* [Testo selezionato]
>>>

La formazione di un nuovo governo sudanese sarebbe imminente. Sono stati i militari, autori del colpo di stato a Khartoum, ad annunciarlo ieri con l’intento evidente di placare proteste e preoccupazioni all’interno e all’esterno del paese. Gli interrogativi sono tanti in queste ore. Sarà un governo civile, militare o misto? Non è da escludere del tutto, anche se appare remota, l’ipotesi di un esecutivo solo tecnico, senza partiti politici. Le indiscrezioni che circolavano ieri non davano ancora risposte definitive. «Stiamo considerando tutte le iniziative interne ed esterne per servire l’interesse nazionale, la formazione del governo è imminente», si è limitato a riferire alla tv del Sudan, Taher Abouhaga, consulente per i media del generale Abdel Fattah al Burhan che il 25 ottobre ha sciolto il governo di transizione del premier Abdalla Hamdok – posto agli arresti domiciliari – e dichiarato lo stato di emergenza.

Usa ed Europa chiedono, ma insistono più di tanto, il ritorno di Hamdok. L’Arabia Saudita e gli Emirati – che dietro le quinte appoggiano i militari golpisti – sollecitano la restaurazione di un governo a guida civile. L’Egitto guarda con favore al golpe, simile a quello attuato nel 2013 da Abdel Fattah el Sisi al Cairo. Israele, che ha mandato funzionari del Mossad a Khartoum dopo il colpo di stato, si preoccupa solo che il Sudan, golpista o democratico che sia, non esca dall’Accordo di Abramo siglato un anno fa che ha normalizzato le relazioni tra i due paesi. Una sola cosa è certa. Al Burhan sa che il Sudan riceverà gli aiuti internazionali solo se darà garanzie sul proseguimento della transizione politica cominciata due anni fa con la rimozione dal potere di Omar Al Bashir. Altrimenti resterà isolato e lui, in cambio della stabilità interna dovrà dare spazio e poteri agli ex apparati di Al Bashir mentre in politica estera non potrà far altro che rivolgersi a cinesi e russi per assicurarsi le risorse e gli investimenti di cui ha bisogno il paese.

<<<

* [Parti dell'esercizio]
(A) Nel brano sul golpe in Sudan, in quale giorno il generale al Burhan ha sciolto il governo di transizione?
(B) Prosegui il brano sul golpe in Sudan, partendo dopo la sua ultima frase.

* [Dati archiviati]
>>>

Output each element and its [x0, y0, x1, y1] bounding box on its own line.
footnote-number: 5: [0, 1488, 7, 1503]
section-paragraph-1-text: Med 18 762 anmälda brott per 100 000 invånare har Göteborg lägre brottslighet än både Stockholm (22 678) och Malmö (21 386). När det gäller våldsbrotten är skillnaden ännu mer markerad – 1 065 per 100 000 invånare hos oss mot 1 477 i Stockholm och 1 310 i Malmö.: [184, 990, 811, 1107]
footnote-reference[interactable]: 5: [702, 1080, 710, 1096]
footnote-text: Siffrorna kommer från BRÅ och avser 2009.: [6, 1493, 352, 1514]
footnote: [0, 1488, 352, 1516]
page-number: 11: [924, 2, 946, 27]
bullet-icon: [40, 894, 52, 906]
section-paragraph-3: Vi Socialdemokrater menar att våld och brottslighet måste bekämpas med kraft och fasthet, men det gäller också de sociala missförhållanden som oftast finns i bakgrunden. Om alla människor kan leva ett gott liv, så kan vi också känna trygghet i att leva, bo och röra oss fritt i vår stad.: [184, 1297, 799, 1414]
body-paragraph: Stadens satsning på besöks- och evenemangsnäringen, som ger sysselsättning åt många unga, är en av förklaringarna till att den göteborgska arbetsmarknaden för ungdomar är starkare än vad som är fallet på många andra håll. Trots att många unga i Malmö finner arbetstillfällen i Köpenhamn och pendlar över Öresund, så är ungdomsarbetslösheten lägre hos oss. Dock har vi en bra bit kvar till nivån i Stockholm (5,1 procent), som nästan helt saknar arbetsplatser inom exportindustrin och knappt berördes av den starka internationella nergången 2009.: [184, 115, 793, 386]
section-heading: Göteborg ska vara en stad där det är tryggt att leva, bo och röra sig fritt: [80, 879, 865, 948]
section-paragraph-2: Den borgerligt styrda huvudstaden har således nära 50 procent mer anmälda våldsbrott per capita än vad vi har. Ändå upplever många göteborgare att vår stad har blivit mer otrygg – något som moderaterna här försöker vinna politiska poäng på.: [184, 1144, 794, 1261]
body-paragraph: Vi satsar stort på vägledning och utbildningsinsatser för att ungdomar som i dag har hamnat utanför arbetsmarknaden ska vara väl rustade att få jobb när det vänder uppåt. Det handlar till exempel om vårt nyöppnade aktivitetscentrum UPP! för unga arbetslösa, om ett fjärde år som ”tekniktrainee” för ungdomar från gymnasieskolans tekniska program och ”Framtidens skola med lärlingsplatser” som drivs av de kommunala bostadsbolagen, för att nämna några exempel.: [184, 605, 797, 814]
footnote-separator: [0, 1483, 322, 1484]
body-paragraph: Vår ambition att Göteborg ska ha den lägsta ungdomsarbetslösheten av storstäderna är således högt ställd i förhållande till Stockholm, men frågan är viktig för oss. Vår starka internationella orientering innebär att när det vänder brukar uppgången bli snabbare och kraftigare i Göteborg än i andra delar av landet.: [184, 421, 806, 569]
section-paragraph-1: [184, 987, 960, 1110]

<<<

* [Elenco delle risposte]
(A) Il 25 ottobre.

(B)
La tv qatariota Al Jazeera riferiva ieri di una «intesa quasi chiusa» per un nuovo power sharing tra civili e militari ma con rapporti di forza più favorevoli ai rappresentanti delle Forze armate. La spaccatura è profonda. «Ci siamo seduti con tutti gli attori delle due parti, militare e civile, ci siamo assicurati un consenso iniziale per colloqui, ma rimangono degli ostacoli», ha spiegato un anonimo mediatore alla stampa locale aggiungendo che le trattative per superare la crisi coinvolgono figure di spicco della società sudanese quali accademici, giornalisti, attivisti e imprenditori. Sullo sfondo continuano le proteste popolari contro l’atto di forza dei militari che sfoceranno in nuove manifestazioni di massa come quelle di sabato scorso. Il Resistance Committee conferma una mobilitazione per il 7 novembre e una marcia il 10 novembre con la partecipazione di un milione di persone. Nel frattempo, scioperano medici, avvocati e altre categorie professionali.